Stated task
Beneath this task is a listing; retype all of it exactly.

[Collected data entries]

----------

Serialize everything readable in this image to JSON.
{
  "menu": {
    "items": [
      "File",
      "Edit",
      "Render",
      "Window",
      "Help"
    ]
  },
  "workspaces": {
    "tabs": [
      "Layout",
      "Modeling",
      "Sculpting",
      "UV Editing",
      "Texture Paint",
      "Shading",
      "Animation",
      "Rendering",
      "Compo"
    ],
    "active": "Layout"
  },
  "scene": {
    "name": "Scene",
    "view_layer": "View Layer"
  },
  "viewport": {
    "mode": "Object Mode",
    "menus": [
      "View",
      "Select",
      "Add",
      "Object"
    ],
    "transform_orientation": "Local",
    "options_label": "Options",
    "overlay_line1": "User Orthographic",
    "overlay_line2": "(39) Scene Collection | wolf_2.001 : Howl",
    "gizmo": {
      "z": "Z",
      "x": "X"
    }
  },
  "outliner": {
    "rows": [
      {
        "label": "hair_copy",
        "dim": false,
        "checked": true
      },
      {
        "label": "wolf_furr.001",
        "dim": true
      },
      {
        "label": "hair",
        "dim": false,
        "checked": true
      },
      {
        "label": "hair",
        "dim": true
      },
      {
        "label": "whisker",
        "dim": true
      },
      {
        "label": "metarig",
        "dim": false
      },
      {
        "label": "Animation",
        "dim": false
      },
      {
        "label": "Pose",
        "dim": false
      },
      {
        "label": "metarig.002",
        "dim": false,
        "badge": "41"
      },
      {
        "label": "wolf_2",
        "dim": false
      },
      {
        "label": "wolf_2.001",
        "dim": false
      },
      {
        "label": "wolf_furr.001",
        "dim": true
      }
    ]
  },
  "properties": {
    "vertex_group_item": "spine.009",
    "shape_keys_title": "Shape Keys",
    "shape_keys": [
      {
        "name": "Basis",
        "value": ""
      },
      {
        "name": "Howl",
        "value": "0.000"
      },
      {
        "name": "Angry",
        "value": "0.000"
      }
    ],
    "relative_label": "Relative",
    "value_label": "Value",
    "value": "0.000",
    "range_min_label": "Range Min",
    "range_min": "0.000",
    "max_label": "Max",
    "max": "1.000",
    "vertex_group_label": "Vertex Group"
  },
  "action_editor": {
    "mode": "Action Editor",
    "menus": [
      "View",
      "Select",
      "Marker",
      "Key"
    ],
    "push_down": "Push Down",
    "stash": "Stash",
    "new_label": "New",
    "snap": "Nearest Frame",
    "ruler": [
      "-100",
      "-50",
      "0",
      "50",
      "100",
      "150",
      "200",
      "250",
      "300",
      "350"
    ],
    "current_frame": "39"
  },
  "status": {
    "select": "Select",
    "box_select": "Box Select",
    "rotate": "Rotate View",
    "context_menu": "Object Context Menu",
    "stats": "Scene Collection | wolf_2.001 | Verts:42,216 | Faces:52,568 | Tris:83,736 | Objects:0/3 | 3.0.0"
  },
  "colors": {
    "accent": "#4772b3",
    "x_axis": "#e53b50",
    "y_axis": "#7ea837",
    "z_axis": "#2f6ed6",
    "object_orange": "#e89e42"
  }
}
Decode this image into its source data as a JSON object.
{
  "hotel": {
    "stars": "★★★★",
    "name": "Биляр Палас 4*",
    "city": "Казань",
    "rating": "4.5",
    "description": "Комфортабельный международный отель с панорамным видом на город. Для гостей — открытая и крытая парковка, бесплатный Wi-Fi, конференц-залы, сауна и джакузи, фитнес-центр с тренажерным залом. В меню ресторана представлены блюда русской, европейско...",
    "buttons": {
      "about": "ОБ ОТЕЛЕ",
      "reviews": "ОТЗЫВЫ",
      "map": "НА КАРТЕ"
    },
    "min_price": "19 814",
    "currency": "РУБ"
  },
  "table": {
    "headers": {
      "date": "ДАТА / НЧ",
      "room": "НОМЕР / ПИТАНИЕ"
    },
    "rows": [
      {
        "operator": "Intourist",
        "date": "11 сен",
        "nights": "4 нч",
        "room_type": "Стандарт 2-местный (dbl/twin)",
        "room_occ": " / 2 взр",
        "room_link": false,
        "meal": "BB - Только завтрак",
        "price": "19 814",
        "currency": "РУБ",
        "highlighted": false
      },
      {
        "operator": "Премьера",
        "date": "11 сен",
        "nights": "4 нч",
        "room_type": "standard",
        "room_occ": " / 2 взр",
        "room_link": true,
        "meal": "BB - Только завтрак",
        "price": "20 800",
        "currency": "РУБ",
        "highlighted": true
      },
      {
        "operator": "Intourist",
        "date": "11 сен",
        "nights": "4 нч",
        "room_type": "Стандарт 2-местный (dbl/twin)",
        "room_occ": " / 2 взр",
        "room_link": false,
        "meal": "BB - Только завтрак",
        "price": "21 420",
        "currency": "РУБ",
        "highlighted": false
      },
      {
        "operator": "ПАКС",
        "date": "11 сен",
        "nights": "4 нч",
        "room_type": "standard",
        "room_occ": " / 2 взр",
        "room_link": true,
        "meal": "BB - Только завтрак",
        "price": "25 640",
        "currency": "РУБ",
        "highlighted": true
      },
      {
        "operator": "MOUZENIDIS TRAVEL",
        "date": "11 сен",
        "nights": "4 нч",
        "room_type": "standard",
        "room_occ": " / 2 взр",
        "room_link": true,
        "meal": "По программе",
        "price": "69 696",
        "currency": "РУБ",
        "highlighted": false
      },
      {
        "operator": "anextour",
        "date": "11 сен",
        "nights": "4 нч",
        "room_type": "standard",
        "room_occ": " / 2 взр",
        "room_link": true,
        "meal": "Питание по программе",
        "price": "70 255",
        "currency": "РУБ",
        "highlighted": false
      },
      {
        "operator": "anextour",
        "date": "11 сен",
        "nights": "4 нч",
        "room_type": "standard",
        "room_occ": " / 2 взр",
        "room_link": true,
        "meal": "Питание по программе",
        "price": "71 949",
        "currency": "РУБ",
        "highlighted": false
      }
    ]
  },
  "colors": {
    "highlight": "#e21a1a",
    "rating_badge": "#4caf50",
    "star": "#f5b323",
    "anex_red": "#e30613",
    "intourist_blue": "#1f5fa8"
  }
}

----------

The output
Serialize everything readable in this image to JSON.
{
  "menu": {
    "items": [
      "File",
      "Edit",
      "Render",
      "Window",
      "Help"
    ]
  },
  "workspaces": {
    "tabs": [
      "Layout",
      "Modeling",
      "Sculpting",
      "UV Editing",
      "Texture Paint",
      "Shading",
      "Animation",
      "Rendering",
      "Compo"
    ],
    "active": "Layout"
  },
  "scene": {
    "name": "Scene",
    "view_layer": "View Layer"
  },
  "viewport": {
    "mode": "Object Mode",
    "menus": [
      "View",
      "Select",
      "Add",
      "Object"
    ],
    "transform_orientation": "Local",
    "options_label": "Options",
    "overlay_line1": "User Orthographic",
    "overlay_line2": "(39) Scene Collection | wolf_2.001 : Howl",
    "gizmo": {
      "z": "Z",
      "x": "X"
    }
  },
  "outliner": {
    "rows": [
      {
        "label": "hair_copy",
        "dim": false,
        "checked": true
      },
      {
        "label": "wolf_furr.001",
        "dim": true
      },
      {
        "label": "hair",
        "dim": false,
        "checked": true
      },
      {
        "label": "hair",
        "dim": true
      },
      {
        "label": "whisker",
        "dim": true
      },
      {
        "label": "metarig",
        "dim": false
      },
      {
        "label": "Animation",
        "dim": false
      },
      {
        "label": "Pose",
        "dim": false
      },
      {
        "label": "metarig.002",
        "dim": false,
        "badge": "41"
      },
      {
        "label": "wolf_2",
        "dim": false
      },
      {
        "label": "wolf_2.001",
        "dim": false
      },
      {
        "label": "wolf_furr.001",
        "dim": true
      }
    ]
  },
  "properties": {
    "vertex_group_item": "spine.009",
    "shape_keys_title": "Shape Keys",
    "shape_keys": [
      {
        "name": "Basis",
        "value": ""
      },
      {
        "name": "Howl",
        "value": "0.000"
      },
      {
        "name": "Angry",
        "value": "0.000"
      }
    ],
    "relative_label": "Relative",
    "value_label": "Value",
    "value": "0.000",
    "range_min_label": "Range Min",
    "range_min": "0.000",
    "max_label": "Max",
    "max": "1.000",
    "vertex_group_label": "Vertex Group"
  },
  "action_editor": {
    "mode": "Action Editor",
    "menus": [
      "View",
      "Select",
      "Marker",
      "Key"
    ],
    "push_down": "Push Down",
    "stash": "Stash",
    "new_label": "New",
    "snap": "Nearest Frame",
    "ruler": [
      "-100",
      "-50",
      "0",
      "50",
      "100",
      "150",
      "200",
      "250",
      "300",
      "350"
    ],
    "current_frame": "39"
  },
  "status": {
    "select": "Select",
    "box_select": "Box Select",
    "rotate": "Rotate View",
    "context_menu": "Object Context Menu",
    "stats": "Scene Collection | wolf_2.001 | Verts:42,216 | Faces:52,568 | Tris:83,736 | Objects:0/3 | 3.0.0"
  },
  "colors": {
    "accent": "#4772b3",
    "x_axis": "#e53b50",
    "y_axis": "#7ea837",
    "z_axis": "#2f6ed6",
    "object_orange": "#e89e42"
  }
}
Decode this image into its source data as a JSON object.
{
  "hotel": {
    "stars": "★★★★",
    "name": "Биляр Палас 4*",
    "city": "Казань",
    "rating": "4.5",
    "description": "Комфортабельный международный отель с панорамным видом на город. Для гостей — открытая и крытая парковка, бесплатный Wi-Fi, конференц-залы, сауна и джакузи, фитнес-центр с тренажерным залом. В меню ресторана представлены блюда русской, европейско...",
    "buttons": {
      "about": "ОБ ОТЕЛЕ",
      "reviews": "ОТЗЫВЫ",
      "map": "НА КАРТЕ"
    },
    "min_price": "19 814",
    "currency": "РУБ"
  },
  "table": {
    "headers": {
      "date": "ДАТА / НЧ",
      "room": "НОМЕР / ПИТАНИЕ"
    },
    "rows": [
      {
        "operator": "Intourist",
        "date": "11 сен",
        "nights": "4 нч",
        "room_type": "Стандарт 2-местный (dbl/twin)",
        "room_occ": " / 2 взр",
        "room_link": false,
        "meal": "BB - Только завтрак",
        "price": "19 814",
        "currency": "РУБ",
        "highlighted": false
      },
      {
        "operator": "Премьера",
        "date": "11 сен",
        "nights": "4 нч",
        "room_type": "standard",
        "room_occ": " / 2 взр",
        "room_link": true,
        "meal": "BB - Только завтрак",
        "price": "20 800",
        "currency": "РУБ",
        "highlighted": true
      },
      {
        "operator": "Intourist",
        "date": "11 сен",
        "nights": "4 нч",
        "room_type": "Стандарт 2-местный (dbl/twin)",
        "room_occ": " / 2 взр",
        "room_link": false,
        "meal": "BB - Только завтрак",
        "price": "21 420",
        "currency": "РУБ",
        "highlighted": false
      },
      {
        "operator": "ПАКС",
        "date": "11 сен",
        "nights": "4 нч",
        "room_type": "standard",
        "room_occ": " / 2 взр",
        "room_link": true,
        "meal": "BB - Только завтрак",
        "price": "25 640",
        "currency": "РУБ",
        "highlighted": true
      },
      {
        "operator": "MOUZENIDIS TRAVEL",
        "date": "11 сен",
        "nights": "4 нч",
        "room_type": "standard",
        "room_occ": " / 2 взр",
        "room_link": true,
        "meal": "По программе",
        "price": "69 696",
        "currency": "РУБ",
        "highlighted": false
      },
      {
        "operator": "anextour",
        "date": "11 сен",
        "nights": "4 нч",
        "room_type": "standard",
        "room_occ": " / 2 взр",
        "room_link": true,
        "meal": "Питание по программе",
        "price": "70 255",
        "currency": "РУБ",
        "highlighted": false
      },
      {
        "operator": "anextour",
        "date": "11 сен",
        "nights": "4 нч",
        "room_type": "standard",
        "room_occ": " / 2 взр",
        "room_link": true,
        "meal": "Питание по программе",
        "price": "71 949",
        "currency": "РУБ",
        "highlighted": false
      }
    ]
  },
  "colors": {
    "highlight": "#e21a1a",
    "rating_badge": "#4caf50",
    "star": "#f5b323",
    "anex_red": "#e30613",
    "intourist_blue": "#1f5fa8"
  }
}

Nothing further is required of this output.